--- BEGIN ---
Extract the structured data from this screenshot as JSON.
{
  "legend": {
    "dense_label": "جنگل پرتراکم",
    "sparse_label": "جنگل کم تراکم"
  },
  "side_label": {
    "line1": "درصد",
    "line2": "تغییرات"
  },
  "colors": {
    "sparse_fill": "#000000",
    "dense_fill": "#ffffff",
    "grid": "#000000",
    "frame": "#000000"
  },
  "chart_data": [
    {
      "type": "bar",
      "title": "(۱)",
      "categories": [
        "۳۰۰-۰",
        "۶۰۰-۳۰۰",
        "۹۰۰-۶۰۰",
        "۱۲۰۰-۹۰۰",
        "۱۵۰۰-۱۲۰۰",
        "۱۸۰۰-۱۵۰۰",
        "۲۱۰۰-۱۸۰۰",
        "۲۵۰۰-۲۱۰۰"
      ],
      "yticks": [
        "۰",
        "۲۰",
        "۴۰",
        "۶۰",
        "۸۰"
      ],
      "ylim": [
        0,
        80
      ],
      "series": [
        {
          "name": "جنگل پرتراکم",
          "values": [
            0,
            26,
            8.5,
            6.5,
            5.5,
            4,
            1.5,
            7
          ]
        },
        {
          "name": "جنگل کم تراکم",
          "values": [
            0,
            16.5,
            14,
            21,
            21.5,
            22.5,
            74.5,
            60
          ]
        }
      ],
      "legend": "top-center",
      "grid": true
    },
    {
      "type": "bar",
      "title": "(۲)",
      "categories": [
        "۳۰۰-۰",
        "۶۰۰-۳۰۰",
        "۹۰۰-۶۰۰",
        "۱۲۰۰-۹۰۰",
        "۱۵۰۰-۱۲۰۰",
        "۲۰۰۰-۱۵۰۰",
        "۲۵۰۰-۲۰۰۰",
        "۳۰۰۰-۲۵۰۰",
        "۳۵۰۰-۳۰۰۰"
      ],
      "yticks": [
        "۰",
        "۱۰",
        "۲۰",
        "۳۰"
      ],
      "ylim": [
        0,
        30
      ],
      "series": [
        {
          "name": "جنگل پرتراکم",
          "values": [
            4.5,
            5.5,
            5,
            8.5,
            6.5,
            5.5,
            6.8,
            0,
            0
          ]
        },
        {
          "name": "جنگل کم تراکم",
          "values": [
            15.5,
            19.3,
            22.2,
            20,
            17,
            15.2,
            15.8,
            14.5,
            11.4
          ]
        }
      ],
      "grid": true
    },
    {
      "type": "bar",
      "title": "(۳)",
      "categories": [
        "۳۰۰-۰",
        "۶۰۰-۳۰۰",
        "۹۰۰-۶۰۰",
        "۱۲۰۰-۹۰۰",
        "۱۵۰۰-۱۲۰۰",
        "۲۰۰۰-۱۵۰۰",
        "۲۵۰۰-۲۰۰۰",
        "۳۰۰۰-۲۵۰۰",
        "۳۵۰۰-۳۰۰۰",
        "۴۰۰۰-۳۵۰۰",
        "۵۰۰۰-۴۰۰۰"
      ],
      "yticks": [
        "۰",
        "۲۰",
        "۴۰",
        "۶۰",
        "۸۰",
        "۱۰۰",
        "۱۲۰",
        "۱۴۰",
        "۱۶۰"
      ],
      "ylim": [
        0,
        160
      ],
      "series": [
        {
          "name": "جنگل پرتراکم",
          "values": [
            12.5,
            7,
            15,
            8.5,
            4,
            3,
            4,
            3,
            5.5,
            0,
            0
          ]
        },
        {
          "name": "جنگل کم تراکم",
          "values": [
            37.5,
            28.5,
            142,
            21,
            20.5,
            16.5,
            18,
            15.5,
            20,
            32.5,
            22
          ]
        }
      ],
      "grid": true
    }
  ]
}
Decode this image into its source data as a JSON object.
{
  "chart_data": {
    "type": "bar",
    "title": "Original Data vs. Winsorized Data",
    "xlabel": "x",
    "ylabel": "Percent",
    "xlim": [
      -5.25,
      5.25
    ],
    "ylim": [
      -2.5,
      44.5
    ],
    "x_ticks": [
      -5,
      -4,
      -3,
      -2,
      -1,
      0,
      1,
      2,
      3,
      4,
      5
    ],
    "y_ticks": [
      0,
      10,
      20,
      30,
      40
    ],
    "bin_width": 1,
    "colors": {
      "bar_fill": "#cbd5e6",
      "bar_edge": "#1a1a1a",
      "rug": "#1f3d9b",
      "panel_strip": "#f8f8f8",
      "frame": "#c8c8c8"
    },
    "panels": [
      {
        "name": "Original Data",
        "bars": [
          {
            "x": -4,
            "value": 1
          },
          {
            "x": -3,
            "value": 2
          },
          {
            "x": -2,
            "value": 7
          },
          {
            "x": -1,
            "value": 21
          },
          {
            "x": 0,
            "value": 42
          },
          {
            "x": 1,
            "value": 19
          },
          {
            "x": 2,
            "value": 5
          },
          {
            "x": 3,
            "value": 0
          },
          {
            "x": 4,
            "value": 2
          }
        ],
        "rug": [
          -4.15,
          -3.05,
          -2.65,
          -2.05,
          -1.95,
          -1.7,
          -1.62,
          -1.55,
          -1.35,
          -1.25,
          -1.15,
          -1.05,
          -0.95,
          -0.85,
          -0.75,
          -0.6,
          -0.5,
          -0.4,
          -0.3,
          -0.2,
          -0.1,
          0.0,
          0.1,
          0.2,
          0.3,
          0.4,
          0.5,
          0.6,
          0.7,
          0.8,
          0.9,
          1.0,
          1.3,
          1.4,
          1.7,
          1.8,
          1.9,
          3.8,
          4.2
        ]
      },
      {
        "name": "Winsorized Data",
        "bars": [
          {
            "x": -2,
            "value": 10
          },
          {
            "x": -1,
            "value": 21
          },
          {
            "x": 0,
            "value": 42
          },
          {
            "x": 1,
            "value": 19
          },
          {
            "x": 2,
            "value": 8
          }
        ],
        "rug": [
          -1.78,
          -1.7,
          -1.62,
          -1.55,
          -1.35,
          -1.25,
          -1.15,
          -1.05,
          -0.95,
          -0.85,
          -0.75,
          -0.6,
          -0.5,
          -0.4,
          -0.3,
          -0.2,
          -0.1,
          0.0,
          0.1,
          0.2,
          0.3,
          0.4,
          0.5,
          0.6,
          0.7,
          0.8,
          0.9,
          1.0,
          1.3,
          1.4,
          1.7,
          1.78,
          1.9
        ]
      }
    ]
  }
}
--- END ---
→ Task brief
Output all preceding records character for character.

→ Response
Extract the structured data from this screenshot as JSON.
{
  "legend": {
    "dense_label": "جنگل پرتراکم",
    "sparse_label": "جنگل کم تراکم"
  },
  "side_label": {
    "line1": "درصد",
    "line2": "تغییرات"
  },
  "colors": {
    "sparse_fill": "#000000",
    "dense_fill": "#ffffff",
    "grid": "#000000",
    "frame": "#000000"
  },
  "chart_data": [
    {
      "type": "bar",
      "title": "(۱)",
      "categories": [
        "۳۰۰-۰",
        "۶۰۰-۳۰۰",
        "۹۰۰-۶۰۰",
        "۱۲۰۰-۹۰۰",
        "۱۵۰۰-۱۲۰۰",
        "۱۸۰۰-۱۵۰۰",
        "۲۱۰۰-۱۸۰۰",
        "۲۵۰۰-۲۱۰۰"
      ],
      "yticks": [
        "۰",
        "۲۰",
        "۴۰",
        "۶۰",
        "۸۰"
      ],
      "ylim": [
        0,
        80
      ],
      "series": [
        {
          "name": "جنگل پرتراکم",
          "values": [
            0,
            26,
            8.5,
            6.5,
            5.5,
            4,
            1.5,
            7
          ]
        },
        {
          "name": "جنگل کم تراکم",
          "values": [
            0,
            16.5,
            14,
            21,
            21.5,
            22.5,
            74.5,
            60
          ]
        }
      ],
      "legend": "top-center",
      "grid": true
    },
    {
      "type": "bar",
      "title": "(۲)",
      "categories": [
        "۳۰۰-۰",
        "۶۰۰-۳۰۰",
        "۹۰۰-۶۰۰",
        "۱۲۰۰-۹۰۰",
        "۱۵۰۰-۱۲۰۰",
        "۲۰۰۰-۱۵۰۰",
        "۲۵۰۰-۲۰۰۰",
        "۳۰۰۰-۲۵۰۰",
        "۳۵۰۰-۳۰۰۰"
      ],
      "yticks": [
        "۰",
        "۱۰",
        "۲۰",
        "۳۰"
      ],
      "ylim": [
        0,
        30
      ],
      "series": [
        {
          "name": "جنگل پرتراکم",
          "values": [
            4.5,
            5.5,
            5,
            8.5,
            6.5,
            5.5,
            6.8,
            0,
            0
          ]
        },
        {
          "name": "جنگل کم تراکم",
          "values": [
            15.5,
            19.3,
            22.2,
            20,
            17,
            15.2,
            15.8,
            14.5,
            11.4
          ]
        }
      ],
      "grid": true
    },
    {
      "type": "bar",
      "title": "(۳)",
      "categories": [
        "۳۰۰-۰",
        "۶۰۰-۳۰۰",
        "۹۰۰-۶۰۰",
        "۱۲۰۰-۹۰۰",
        "۱۵۰۰-۱۲۰۰",
        "۲۰۰۰-۱۵۰۰",
        "۲۵۰۰-۲۰۰۰",
        "۳۰۰۰-۲۵۰۰",
        "۳۵۰۰-۳۰۰۰",
        "۴۰۰۰-۳۵۰۰",
        "۵۰۰۰-۴۰۰۰"
      ],
      "yticks": [
        "۰",
        "۲۰",
        "۴۰",
        "۶۰",
        "۸۰",
        "۱۰۰",
        "۱۲۰",
        "۱۴۰",
        "۱۶۰"
      ],
      "ylim": [
        0,
        160
      ],
      "series": [
        {
          "name": "جنگل پرتراکم",
          "values": [
            12.5,
            7,
            15,
            8.5,
            4,
            3,
            4,
            3,
            5.5,
            0,
            0
          ]
        },
        {
          "name": "جنگل کم تراکم",
          "values": [
            37.5,
            28.5,
            142,
            21,
            20.5,
            16.5,
            18,
            15.5,
            20,
            32.5,
            22
          ]
        }
      ],
      "grid": true
    }
  ]
}
Decode this image into its source data as a JSON object.
{
  "chart_data": {
    "type": "bar",
    "title": "Original Data vs. Winsorized Data",
    "xlabel": "x",
    "ylabel": "Percent",
    "xlim": [
      -5.25,
      5.25
    ],
    "ylim": [
      -2.5,
      44.5
    ],
    "x_ticks": [
      -5,
      -4,
      -3,
      -2,
      -1,
      0,
      1,
      2,
      3,
      4,
      5
    ],
    "y_ticks": [
      0,
      10,
      20,
      30,
      40
    ],
    "bin_width": 1,
    "colors": {
      "bar_fill": "#cbd5e6",
      "bar_edge": "#1a1a1a",
      "rug": "#1f3d9b",
      "panel_strip": "#f8f8f8",
      "frame": "#c8c8c8"
    },
    "panels": [
      {
        "name": "Original Data",
        "bars": [
          {
            "x": -4,
            "value": 1
          },
          {
            "x": -3,
            "value": 2
          },
          {
            "x": -2,
            "value": 7
          },
          {
            "x": -1,
            "value": 21
          },
          {
            "x": 0,
            "value": 42
          },
          {
            "x": 1,
            "value": 19
          },
          {
            "x": 2,
            "value": 5
          },
          {
            "x": 3,
            "value": 0
          },
          {
            "x": 4,
            "value": 2
          }
        ],
        "rug": [
          -4.15,
          -3.05,
          -2.65,
          -2.05,
          -1.95,
          -1.7,
          -1.62,
          -1.55,
          -1.35,
          -1.25,
          -1.15,
          -1.05,
          -0.95,
          -0.85,
          -0.75,
          -0.6,
          -0.5,
          -0.4,
          -0.3,
          -0.2,
          -0.1,
          0.0,
          0.1,
          0.2,
          0.3,
          0.4,
          0.5,
          0.6,
          0.7,
          0.8,
          0.9,
          1.0,
          1.3,
          1.4,
          1.7,
          1.8,
          1.9,
          3.8,
          4.2
        ]
      },
      {
        "name": "Winsorized Data",
        "bars": [
          {
            "x": -2,
            "value": 10
          },
          {
            "x": -1,
            "value": 21
          },
          {
            "x": 0,
            "value": 42
          },
          {
            "x": 1,
            "value": 19
          },
          {
            "x": 2,
            "value": 8
          }
        ],
        "rug": [
          -1.78,
          -1.7,
          -1.62,
          -1.55,
          -1.35,
          -1.25,
          -1.15,
          -1.05,
          -0.95,
          -0.85,
          -0.75,
          -0.6,
          -0.5,
          -0.4,
          -0.3,
          -0.2,
          -0.1,
          0.0,
          0.1,
          0.2,
          0.3,
          0.4,
          0.5,
          0.6,
          0.7,
          0.8,
          0.9,
          1.0,
          1.3,
          1.4,
          1.7,
          1.78,
          1.9
        ]
      }
    ]
  }
}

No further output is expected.